[REQUIRED TASK] Select the lines that contain "Superintendent" and copy each of them.

Extracted records
================================
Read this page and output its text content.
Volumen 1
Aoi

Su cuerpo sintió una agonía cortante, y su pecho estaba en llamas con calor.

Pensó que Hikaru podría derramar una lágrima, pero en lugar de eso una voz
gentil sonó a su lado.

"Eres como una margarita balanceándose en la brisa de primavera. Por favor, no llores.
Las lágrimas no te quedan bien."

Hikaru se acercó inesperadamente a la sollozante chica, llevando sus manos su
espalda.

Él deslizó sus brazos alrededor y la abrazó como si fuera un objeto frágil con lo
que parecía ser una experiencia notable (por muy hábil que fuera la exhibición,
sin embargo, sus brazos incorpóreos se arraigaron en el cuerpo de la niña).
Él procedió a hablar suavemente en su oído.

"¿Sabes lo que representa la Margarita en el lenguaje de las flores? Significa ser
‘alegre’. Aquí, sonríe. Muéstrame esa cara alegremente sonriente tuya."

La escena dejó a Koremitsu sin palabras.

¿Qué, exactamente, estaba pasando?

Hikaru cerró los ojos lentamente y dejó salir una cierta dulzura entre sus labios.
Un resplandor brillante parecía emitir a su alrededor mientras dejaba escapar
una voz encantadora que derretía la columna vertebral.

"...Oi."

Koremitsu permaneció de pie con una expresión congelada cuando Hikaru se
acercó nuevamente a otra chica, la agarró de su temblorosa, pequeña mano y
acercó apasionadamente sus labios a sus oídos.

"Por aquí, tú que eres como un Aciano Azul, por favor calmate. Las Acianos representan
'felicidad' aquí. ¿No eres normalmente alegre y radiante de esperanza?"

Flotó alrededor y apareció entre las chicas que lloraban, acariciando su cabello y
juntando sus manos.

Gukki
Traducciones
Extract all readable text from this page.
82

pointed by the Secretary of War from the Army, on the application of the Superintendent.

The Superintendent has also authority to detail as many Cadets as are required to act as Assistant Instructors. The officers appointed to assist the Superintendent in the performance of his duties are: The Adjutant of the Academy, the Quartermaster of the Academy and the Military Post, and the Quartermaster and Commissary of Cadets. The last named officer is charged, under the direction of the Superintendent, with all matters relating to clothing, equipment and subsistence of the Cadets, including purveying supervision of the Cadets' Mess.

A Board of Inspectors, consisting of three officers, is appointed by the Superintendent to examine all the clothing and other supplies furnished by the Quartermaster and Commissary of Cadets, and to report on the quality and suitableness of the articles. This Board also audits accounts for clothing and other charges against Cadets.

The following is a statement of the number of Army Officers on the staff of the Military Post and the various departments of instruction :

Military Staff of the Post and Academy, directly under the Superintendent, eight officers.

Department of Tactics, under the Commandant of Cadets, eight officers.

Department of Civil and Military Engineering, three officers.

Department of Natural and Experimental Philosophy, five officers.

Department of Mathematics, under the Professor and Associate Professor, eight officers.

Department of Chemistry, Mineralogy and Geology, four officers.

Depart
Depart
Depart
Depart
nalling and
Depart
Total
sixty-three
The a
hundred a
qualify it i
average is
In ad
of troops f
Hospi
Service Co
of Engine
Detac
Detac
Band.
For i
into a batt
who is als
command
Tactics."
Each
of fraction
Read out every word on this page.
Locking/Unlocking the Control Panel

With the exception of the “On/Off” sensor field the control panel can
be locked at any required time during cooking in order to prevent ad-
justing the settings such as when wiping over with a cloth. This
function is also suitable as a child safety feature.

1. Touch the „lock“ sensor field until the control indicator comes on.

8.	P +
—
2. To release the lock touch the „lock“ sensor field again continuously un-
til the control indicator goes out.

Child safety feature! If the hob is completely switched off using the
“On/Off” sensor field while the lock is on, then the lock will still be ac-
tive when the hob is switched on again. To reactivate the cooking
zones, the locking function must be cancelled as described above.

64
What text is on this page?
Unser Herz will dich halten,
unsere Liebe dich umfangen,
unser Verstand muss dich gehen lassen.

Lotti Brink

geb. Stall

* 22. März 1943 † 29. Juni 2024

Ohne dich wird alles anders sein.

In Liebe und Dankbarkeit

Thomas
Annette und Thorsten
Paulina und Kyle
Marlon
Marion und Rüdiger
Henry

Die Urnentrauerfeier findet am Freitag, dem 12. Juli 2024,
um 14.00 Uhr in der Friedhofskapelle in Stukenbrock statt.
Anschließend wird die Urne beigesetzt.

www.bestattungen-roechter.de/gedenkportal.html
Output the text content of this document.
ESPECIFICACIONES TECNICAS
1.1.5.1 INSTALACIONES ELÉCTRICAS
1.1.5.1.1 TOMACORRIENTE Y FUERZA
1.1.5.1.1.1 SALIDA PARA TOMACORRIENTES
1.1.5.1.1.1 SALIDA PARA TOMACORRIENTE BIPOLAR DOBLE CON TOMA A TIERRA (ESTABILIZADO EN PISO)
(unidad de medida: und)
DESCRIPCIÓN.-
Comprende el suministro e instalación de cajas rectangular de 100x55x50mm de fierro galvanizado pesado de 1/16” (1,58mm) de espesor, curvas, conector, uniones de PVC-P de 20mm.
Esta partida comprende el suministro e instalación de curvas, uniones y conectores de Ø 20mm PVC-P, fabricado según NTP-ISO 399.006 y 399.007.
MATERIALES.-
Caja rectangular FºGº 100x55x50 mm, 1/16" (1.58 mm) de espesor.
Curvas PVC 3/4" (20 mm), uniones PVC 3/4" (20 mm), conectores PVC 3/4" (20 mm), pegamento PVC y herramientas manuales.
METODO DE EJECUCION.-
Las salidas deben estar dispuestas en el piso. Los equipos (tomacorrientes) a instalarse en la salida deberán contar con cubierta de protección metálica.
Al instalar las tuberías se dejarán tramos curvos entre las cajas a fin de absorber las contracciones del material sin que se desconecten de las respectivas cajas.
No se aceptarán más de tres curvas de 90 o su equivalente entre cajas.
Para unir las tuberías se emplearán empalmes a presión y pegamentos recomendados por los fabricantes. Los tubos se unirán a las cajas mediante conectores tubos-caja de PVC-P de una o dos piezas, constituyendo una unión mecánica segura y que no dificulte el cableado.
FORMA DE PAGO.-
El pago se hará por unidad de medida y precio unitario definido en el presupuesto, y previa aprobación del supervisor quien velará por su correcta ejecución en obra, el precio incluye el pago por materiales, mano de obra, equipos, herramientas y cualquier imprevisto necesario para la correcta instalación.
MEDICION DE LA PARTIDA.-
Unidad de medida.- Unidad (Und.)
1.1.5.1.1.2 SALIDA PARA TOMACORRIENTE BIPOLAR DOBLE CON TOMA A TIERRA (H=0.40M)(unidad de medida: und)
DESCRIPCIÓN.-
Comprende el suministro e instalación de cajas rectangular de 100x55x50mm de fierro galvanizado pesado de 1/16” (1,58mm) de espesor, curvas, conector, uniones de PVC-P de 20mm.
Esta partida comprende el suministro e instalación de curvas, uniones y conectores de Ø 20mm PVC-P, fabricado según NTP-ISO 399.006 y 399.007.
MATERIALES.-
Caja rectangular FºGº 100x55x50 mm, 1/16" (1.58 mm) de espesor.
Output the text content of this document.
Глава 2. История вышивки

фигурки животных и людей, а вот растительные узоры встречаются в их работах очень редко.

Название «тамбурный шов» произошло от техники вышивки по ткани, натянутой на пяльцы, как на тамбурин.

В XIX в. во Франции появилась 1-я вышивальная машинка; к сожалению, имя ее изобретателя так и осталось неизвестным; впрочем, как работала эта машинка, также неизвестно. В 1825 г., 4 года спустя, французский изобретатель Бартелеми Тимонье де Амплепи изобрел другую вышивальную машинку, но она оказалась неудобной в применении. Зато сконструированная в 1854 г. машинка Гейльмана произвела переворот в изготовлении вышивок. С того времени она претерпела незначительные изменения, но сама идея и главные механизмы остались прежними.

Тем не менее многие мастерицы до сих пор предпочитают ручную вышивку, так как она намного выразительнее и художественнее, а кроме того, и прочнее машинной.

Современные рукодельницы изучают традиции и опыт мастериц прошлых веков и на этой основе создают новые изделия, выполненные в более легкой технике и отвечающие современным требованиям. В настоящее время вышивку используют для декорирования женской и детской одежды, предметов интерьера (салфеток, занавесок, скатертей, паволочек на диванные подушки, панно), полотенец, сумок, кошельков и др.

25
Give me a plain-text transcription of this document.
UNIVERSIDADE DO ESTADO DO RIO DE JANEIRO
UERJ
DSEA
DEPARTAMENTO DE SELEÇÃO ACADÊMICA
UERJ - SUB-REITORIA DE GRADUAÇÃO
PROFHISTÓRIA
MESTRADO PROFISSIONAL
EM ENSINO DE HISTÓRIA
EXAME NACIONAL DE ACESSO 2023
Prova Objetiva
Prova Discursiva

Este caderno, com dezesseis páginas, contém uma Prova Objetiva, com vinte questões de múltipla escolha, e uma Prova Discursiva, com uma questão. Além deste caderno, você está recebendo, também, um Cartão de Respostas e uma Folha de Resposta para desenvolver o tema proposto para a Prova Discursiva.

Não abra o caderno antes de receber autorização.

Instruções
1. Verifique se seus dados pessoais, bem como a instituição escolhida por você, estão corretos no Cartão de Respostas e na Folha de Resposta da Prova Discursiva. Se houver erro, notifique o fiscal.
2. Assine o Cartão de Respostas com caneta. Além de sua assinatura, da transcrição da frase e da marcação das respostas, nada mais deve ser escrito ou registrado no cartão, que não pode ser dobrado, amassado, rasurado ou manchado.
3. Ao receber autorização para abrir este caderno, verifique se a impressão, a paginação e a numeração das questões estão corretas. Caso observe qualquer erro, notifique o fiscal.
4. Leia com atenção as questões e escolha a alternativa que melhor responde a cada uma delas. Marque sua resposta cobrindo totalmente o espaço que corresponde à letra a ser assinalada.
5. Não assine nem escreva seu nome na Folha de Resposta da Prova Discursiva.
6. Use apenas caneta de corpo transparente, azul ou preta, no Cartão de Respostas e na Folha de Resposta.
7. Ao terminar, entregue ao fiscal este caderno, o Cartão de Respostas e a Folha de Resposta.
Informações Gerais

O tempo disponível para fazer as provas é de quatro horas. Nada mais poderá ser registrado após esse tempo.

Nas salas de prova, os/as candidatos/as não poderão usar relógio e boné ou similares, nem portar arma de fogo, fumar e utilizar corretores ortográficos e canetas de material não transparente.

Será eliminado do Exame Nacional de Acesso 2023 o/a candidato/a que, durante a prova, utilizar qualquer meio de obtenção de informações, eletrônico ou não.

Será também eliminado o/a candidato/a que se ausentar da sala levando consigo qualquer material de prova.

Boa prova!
================================
[THE RESULT]
pointed by the Secretary of War from the Army, on the application of the Superintendent.
The Superintendent has also authority to detail as many Cadets as are required to act as Assistant Instructors. The officers appointed to assist the Superintendent in the performance of his duties are: The Adjutant of the Academy, the Quartermaster of the Academy and the Military Post, and the Quartermaster and Commissary of Cadets. The last named officer is charged, under the direction of the Superintendent, with all matters relating to clothing, equipment and subsistence of the Cadets, including purveying supervision of the Cadets' Mess.
A Board of Inspectors, consisting of three officers, is appointed by the Superintendent to examine all the clothing and other supplies furnished by the Quartermaster and Commissary of Cadets, and to report on the quality and suitableness of the articles. This Board also audits accounts for clothing and other charges against Cadets.
Military Staff of the Post and Academy, directly under the Superintendent, eight officers.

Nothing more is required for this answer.